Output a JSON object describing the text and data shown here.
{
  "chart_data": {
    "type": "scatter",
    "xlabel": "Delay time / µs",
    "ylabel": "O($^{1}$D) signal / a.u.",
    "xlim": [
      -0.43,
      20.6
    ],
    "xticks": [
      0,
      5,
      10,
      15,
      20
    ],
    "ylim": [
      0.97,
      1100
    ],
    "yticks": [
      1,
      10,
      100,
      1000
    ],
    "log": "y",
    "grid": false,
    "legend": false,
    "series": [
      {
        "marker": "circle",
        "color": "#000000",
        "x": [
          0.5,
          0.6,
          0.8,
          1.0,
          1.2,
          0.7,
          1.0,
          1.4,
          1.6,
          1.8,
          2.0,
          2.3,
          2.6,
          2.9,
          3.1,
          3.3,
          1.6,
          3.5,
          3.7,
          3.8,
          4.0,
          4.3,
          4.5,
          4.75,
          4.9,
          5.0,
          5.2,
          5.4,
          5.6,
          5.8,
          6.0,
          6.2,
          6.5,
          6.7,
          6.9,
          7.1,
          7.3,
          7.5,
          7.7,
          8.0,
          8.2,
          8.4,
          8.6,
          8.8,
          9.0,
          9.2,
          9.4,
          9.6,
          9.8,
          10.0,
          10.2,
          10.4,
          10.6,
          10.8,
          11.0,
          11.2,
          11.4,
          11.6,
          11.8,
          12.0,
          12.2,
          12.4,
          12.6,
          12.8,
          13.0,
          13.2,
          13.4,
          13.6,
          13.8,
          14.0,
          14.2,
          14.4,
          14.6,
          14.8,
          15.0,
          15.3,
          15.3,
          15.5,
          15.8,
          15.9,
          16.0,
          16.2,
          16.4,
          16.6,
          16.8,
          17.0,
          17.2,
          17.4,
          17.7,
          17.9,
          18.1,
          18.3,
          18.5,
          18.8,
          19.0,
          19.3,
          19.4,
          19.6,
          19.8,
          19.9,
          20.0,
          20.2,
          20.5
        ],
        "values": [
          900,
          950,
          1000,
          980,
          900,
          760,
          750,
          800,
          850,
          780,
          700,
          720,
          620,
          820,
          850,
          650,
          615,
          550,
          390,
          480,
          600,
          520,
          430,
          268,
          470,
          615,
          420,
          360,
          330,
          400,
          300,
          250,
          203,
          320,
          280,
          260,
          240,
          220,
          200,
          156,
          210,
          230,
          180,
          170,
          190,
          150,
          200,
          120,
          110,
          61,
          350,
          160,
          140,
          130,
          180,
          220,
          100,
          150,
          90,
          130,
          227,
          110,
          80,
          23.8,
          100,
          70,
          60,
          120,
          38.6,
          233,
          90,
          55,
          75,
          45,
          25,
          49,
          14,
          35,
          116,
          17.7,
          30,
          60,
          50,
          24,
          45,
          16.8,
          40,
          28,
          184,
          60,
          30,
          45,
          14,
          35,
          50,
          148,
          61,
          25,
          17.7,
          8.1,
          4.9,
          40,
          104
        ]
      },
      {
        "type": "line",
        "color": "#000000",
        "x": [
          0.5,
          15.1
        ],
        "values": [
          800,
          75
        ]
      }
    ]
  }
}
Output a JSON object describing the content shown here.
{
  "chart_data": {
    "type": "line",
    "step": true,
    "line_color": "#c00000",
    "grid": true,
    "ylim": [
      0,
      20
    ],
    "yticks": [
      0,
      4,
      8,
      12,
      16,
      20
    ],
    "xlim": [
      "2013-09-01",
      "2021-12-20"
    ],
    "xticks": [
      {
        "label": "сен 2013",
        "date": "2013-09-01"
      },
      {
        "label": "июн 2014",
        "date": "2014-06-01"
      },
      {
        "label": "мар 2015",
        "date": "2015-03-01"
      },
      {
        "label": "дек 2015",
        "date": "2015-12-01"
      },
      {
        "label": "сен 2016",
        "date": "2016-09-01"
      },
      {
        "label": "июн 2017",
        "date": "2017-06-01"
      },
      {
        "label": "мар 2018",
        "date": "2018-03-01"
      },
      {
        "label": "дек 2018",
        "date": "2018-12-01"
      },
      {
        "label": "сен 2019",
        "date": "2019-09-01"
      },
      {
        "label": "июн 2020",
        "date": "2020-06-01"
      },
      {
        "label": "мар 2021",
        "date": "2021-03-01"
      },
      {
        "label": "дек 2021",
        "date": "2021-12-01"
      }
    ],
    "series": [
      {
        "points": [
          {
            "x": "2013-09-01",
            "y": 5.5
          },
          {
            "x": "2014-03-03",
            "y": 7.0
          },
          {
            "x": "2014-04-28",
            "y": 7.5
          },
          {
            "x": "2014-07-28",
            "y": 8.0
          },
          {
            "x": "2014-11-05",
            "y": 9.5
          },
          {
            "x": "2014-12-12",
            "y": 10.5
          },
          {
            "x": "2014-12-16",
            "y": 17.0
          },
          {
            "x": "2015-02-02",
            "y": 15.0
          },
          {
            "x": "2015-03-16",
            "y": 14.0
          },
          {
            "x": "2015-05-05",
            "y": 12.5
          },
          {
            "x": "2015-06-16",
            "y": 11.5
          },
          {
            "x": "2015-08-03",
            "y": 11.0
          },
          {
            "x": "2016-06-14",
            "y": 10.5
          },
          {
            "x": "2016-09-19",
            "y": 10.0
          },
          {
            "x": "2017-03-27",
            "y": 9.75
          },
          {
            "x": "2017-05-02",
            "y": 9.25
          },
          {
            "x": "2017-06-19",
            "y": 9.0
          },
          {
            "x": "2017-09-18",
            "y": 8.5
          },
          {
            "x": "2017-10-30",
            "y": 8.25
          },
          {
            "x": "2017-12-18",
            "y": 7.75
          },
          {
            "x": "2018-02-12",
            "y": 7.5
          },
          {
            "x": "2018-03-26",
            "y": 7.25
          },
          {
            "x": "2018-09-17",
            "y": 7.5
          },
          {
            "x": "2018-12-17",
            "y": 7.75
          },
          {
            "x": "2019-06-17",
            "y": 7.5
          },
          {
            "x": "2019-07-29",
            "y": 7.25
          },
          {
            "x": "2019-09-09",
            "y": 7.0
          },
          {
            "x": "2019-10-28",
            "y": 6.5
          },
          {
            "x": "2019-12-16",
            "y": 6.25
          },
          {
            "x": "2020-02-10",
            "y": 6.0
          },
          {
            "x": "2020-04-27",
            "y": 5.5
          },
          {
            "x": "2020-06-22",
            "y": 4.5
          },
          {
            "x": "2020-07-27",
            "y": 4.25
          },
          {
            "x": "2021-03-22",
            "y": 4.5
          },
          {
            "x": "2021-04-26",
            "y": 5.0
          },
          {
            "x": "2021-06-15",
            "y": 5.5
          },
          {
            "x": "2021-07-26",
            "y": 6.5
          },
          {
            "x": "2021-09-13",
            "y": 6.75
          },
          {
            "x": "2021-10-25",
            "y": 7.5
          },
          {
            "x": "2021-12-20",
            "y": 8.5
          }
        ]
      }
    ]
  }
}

★ ★ ★ ★

What is expected: Give the complete listing a second time, exactly as it reads.

Response for this exercise:
Output a JSON object describing the text and data shown here.
{
  "chart_data": {
    "type": "scatter",
    "xlabel": "Delay time / µs",
    "ylabel": "O($^{1}$D) signal / a.u.",
    "xlim": [
      -0.43,
      20.6
    ],
    "xticks": [
      0,
      5,
      10,
      15,
      20
    ],
    "ylim": [
      0.97,
      1100
    ],
    "yticks": [
      1,
      10,
      100,
      1000
    ],
    "log": "y",
    "grid": false,
    "legend": false,
    "series": [
      {
        "marker": "circle",
        "color": "#000000",
        "x": [
          0.5,
          0.6,
          0.8,
          1.0,
          1.2,
          0.7,
          1.0,
          1.4,
          1.6,
          1.8,
          2.0,
          2.3,
          2.6,
          2.9,
          3.1,
          3.3,
          1.6,
          3.5,
          3.7,
          3.8,
          4.0,
          4.3,
          4.5,
          4.75,
          4.9,
          5.0,
          5.2,
          5.4,
          5.6,
          5.8,
          6.0,
          6.2,
          6.5,
          6.7,
          6.9,
          7.1,
          7.3,
          7.5,
          7.7,
          8.0,
          8.2,
          8.4,
          8.6,
          8.8,
          9.0,
          9.2,
          9.4,
          9.6,
          9.8,
          10.0,
          10.2,
          10.4,
          10.6,
          10.8,
          11.0,
          11.2,
          11.4,
          11.6,
          11.8,
          12.0,
          12.2,
          12.4,
          12.6,
          12.8,
          13.0,
          13.2,
          13.4,
          13.6,
          13.8,
          14.0,
          14.2,
          14.4,
          14.6,
          14.8,
          15.0,
          15.3,
          15.3,
          15.5,
          15.8,
          15.9,
          16.0,
          16.2,
          16.4,
          16.6,
          16.8,
          17.0,
          17.2,
          17.4,
          17.7,
          17.9,
          18.1,
          18.3,
          18.5,
          18.8,
          19.0,
          19.3,
          19.4,
          19.6,
          19.8,
          19.9,
          20.0,
          20.2,
          20.5
        ],
        "values": [
          900,
          950,
          1000,
          980,
          900,
          760,
          750,
          800,
          850,
          780,
          700,
          720,
          620,
          820,
          850,
          650,
          615,
          550,
          390,
          480,
          600,
          520,
          430,
          268,
          470,
          615,
          420,
          360,
          330,
          400,
          300,
          250,
          203,
          320,
          280,
          260,
          240,
          220,
          200,
          156,
          210,
          230,
          180,
          170,
          190,
          150,
          200,
          120,
          110,
          61,
          350,
          160,
          140,
          130,
          180,
          220,
          100,
          150,
          90,
          130,
          227,
          110,
          80,
          23.8,
          100,
          70,
          60,
          120,
          38.6,
          233,
          90,
          55,
          75,
          45,
          25,
          49,
          14,
          35,
          116,
          17.7,
          30,
          60,
          50,
          24,
          45,
          16.8,
          40,
          28,
          184,
          60,
          30,
          45,
          14,
          35,
          50,
          148,
          61,
          25,
          17.7,
          8.1,
          4.9,
          40,
          104
        ]
      },
      {
        "type": "line",
        "color": "#000000",
        "x": [
          0.5,
          15.1
        ],
        "values": [
          800,
          75
        ]
      }
    ]
  }
}
Output a JSON object describing the content shown here.
{
  "chart_data": {
    "type": "line",
    "step": true,
    "line_color": "#c00000",
    "grid": true,
    "ylim": [
      0,
      20
    ],
    "yticks": [
      0,
      4,
      8,
      12,
      16,
      20
    ],
    "xlim": [
      "2013-09-01",
      "2021-12-20"
    ],
    "xticks": [
      {
        "label": "сен 2013",
        "date": "2013-09-01"
      },
      {
        "label": "июн 2014",
        "date": "2014-06-01"
      },
      {
        "label": "мар 2015",
        "date": "2015-03-01"
      },
      {
        "label": "дек 2015",
        "date": "2015-12-01"
      },
      {
        "label": "сен 2016",
        "date": "2016-09-01"
      },
      {
        "label": "июн 2017",
        "date": "2017-06-01"
      },
      {
        "label": "мар 2018",
        "date": "2018-03-01"
      },
      {
        "label": "дек 2018",
        "date": "2018-12-01"
      },
      {
        "label": "сен 2019",
        "date": "2019-09-01"
      },
      {
        "label": "июн 2020",
        "date": "2020-06-01"
      },
      {
        "label": "мар 2021",
        "date": "2021-03-01"
      },
      {
        "label": "дек 2021",
        "date": "2021-12-01"
      }
    ],
    "series": [
      {
        "points": [
          {
            "x": "2013-09-01",
            "y": 5.5
          },
          {
            "x": "2014-03-03",
            "y": 7.0
          },
          {
            "x": "2014-04-28",
            "y": 7.5
          },
          {
            "x": "2014-07-28",
            "y": 8.0
          },
          {
            "x": "2014-11-05",
            "y": 9.5
          },
          {
            "x": "2014-12-12",
            "y": 10.5
          },
          {
            "x": "2014-12-16",
            "y": 17.0
          },
          {
            "x": "2015-02-02",
            "y": 15.0
          },
          {
            "x": "2015-03-16",
            "y": 14.0
          },
          {
            "x": "2015-05-05",
            "y": 12.5
          },
          {
            "x": "2015-06-16",
            "y": 11.5
          },
          {
            "x": "2015-08-03",
            "y": 11.0
          },
          {
            "x": "2016-06-14",
            "y": 10.5
          },
          {
            "x": "2016-09-19",
            "y": 10.0
          },
          {
            "x": "2017-03-27",
            "y": 9.75
          },
          {
            "x": "2017-05-02",
            "y": 9.25
          },
          {
            "x": "2017-06-19",
            "y": 9.0
          },
          {
            "x": "2017-09-18",
            "y": 8.5
          },
          {
            "x": "2017-10-30",
            "y": 8.25
          },
          {
            "x": "2017-12-18",
            "y": 7.75
          },
          {
            "x": "2018-02-12",
            "y": 7.5
          },
          {
            "x": "2018-03-26",
            "y": 7.25
          },
          {
            "x": "2018-09-17",
            "y": 7.5
          },
          {
            "x": "2018-12-17",
            "y": 7.75
          },
          {
            "x": "2019-06-17",
            "y": 7.5
          },
          {
            "x": "2019-07-29",
            "y": 7.25
          },
          {
            "x": "2019-09-09",
            "y": 7.0
          },
          {
            "x": "2019-10-28",
            "y": 6.5
          },
          {
            "x": "2019-12-16",
            "y": 6.25
          },
          {
            "x": "2020-02-10",
            "y": 6.0
          },
          {
            "x": "2020-04-27",
            "y": 5.5
          },
          {
            "x": "2020-06-22",
            "y": 4.5
          },
          {
            "x": "2020-07-27",
            "y": 4.25
          },
          {
            "x": "2021-03-22",
            "y": 4.5
          },
          {
            "x": "2021-04-26",
            "y": 5.0
          },
          {
            "x": "2021-06-15",
            "y": 5.5
          },
          {
            "x": "2021-07-26",
            "y": 6.5
          },
          {
            "x": "2021-09-13",
            "y": 6.75
          },
          {
            "x": "2021-10-25",
            "y": 7.5
          },
          {
            "x": "2021-12-20",
            "y": 8.5
          }
        ]
      }
    ]
  }
}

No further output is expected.